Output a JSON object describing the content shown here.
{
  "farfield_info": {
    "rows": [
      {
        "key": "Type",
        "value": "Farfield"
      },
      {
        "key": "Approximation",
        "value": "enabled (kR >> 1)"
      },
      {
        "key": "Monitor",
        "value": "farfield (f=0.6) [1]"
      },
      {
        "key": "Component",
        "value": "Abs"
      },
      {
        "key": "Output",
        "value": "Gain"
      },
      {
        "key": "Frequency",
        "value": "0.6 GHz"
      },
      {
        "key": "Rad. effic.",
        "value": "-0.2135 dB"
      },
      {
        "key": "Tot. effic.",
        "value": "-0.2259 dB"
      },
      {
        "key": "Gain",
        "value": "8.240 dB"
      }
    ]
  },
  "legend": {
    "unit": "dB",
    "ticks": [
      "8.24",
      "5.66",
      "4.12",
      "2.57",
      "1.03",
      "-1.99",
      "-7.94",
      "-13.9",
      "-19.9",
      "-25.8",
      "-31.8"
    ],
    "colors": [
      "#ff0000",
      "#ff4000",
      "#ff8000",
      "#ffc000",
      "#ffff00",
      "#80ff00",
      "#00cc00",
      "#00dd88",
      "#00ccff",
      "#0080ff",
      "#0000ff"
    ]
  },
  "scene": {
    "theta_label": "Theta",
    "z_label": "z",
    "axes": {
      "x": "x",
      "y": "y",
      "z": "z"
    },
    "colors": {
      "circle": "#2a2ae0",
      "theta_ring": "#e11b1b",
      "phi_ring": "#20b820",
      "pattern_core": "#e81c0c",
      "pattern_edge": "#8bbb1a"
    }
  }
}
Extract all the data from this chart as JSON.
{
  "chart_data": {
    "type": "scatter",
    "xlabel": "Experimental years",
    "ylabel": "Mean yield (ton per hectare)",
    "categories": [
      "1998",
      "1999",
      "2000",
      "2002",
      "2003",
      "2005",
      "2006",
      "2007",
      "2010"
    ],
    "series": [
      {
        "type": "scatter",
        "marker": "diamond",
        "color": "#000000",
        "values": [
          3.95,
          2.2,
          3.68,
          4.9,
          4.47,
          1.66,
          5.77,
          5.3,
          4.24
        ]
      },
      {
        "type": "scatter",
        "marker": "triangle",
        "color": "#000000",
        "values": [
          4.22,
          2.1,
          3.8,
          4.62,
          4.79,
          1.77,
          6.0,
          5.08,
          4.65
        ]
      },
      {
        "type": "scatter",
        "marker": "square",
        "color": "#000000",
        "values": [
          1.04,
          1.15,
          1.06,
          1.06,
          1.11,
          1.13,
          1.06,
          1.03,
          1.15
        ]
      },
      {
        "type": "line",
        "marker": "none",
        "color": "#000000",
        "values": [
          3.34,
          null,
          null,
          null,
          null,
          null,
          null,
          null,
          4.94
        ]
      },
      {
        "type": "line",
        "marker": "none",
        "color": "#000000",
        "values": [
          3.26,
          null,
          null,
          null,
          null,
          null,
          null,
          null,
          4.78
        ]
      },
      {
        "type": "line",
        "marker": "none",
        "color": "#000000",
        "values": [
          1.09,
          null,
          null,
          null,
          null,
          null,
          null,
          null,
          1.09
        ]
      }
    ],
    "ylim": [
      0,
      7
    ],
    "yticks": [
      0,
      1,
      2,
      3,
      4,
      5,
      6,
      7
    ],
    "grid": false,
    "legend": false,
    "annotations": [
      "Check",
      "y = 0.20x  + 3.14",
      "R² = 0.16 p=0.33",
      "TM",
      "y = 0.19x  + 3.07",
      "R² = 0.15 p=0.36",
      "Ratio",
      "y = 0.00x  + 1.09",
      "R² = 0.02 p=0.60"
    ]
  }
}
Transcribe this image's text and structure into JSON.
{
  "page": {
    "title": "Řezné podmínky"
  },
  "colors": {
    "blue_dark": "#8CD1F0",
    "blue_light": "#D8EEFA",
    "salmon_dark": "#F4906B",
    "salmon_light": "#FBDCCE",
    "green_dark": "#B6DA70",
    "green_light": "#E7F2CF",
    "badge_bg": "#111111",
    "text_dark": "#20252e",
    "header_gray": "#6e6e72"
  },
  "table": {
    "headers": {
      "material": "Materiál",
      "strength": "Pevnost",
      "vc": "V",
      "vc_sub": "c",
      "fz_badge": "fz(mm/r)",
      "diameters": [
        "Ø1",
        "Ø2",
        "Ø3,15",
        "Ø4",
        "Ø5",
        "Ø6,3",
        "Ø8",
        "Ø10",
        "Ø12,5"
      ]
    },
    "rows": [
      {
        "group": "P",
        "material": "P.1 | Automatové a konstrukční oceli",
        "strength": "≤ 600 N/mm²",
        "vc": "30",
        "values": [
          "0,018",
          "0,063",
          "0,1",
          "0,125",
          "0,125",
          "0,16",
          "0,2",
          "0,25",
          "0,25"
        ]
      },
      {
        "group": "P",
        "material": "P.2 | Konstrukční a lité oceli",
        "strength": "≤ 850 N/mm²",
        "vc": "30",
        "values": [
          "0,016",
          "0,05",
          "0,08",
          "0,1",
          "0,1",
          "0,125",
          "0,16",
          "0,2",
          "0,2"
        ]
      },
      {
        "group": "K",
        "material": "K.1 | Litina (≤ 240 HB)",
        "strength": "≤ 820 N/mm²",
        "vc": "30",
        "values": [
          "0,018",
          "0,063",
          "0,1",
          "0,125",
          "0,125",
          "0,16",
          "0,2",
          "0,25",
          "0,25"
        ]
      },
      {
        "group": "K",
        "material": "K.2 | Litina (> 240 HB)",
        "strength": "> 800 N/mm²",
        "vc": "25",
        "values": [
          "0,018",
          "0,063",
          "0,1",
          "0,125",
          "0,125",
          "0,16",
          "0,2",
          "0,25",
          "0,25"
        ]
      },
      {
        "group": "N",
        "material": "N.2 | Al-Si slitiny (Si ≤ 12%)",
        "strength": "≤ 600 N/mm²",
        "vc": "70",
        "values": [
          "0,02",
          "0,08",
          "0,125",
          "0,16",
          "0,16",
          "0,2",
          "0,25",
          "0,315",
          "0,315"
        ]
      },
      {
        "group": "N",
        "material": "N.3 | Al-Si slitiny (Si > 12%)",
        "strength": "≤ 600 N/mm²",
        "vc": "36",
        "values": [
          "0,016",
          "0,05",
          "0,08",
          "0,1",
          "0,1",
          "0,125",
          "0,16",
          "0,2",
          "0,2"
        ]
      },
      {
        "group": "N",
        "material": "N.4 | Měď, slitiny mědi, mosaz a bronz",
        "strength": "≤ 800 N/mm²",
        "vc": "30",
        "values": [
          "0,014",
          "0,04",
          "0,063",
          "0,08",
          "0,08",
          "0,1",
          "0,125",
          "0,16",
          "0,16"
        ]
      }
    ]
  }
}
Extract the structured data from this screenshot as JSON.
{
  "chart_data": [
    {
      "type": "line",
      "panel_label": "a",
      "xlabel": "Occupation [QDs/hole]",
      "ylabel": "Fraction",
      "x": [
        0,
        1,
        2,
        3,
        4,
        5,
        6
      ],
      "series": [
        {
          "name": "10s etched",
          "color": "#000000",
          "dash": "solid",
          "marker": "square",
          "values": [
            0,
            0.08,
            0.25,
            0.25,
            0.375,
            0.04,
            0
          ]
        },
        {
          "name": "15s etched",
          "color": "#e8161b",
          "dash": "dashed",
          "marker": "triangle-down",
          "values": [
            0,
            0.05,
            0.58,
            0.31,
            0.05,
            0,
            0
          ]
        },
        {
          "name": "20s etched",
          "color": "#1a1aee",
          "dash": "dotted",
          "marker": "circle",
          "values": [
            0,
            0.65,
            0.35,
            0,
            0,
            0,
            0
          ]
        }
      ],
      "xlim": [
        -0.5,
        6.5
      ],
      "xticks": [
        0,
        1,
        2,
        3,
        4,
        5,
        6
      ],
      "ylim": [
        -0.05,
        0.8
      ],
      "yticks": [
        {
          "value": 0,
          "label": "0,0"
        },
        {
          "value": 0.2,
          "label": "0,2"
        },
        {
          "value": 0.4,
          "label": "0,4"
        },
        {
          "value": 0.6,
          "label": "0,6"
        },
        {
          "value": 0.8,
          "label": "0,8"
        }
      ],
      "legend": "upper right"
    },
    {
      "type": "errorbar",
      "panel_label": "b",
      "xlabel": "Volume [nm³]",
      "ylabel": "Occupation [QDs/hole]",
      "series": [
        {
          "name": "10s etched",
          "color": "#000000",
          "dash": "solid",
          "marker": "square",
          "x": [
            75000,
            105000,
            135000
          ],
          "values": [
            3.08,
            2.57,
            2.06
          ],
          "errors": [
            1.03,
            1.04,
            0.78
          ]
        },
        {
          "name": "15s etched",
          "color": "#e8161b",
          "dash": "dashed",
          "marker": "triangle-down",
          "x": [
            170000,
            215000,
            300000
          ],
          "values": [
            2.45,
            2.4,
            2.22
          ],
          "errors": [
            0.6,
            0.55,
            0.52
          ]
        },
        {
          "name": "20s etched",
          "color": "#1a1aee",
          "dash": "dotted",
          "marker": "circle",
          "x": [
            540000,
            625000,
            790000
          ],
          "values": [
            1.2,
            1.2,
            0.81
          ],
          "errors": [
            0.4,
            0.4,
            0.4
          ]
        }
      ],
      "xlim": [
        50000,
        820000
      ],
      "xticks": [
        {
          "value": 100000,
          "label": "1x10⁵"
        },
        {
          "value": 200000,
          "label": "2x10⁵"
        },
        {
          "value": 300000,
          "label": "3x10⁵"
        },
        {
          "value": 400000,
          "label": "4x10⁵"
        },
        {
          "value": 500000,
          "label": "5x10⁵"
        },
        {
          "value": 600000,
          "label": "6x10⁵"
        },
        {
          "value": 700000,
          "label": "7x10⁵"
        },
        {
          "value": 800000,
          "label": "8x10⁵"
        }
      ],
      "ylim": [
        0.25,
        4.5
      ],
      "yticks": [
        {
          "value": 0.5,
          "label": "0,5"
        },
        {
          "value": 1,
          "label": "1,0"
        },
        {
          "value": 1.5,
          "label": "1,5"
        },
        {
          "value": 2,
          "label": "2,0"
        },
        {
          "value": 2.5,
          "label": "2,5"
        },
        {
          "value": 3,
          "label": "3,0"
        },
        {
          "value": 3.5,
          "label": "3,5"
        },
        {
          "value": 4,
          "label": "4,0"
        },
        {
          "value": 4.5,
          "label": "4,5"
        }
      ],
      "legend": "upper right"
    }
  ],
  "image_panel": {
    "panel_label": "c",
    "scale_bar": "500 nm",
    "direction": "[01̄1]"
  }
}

-------------------------

• _Task prompt_
Find each line that has the word "Occupation", then copy it out.

• _Result_
      "xlabel": "Occupation [QDs/hole]",
      "ylabel": "Occupation [QDs/hole]",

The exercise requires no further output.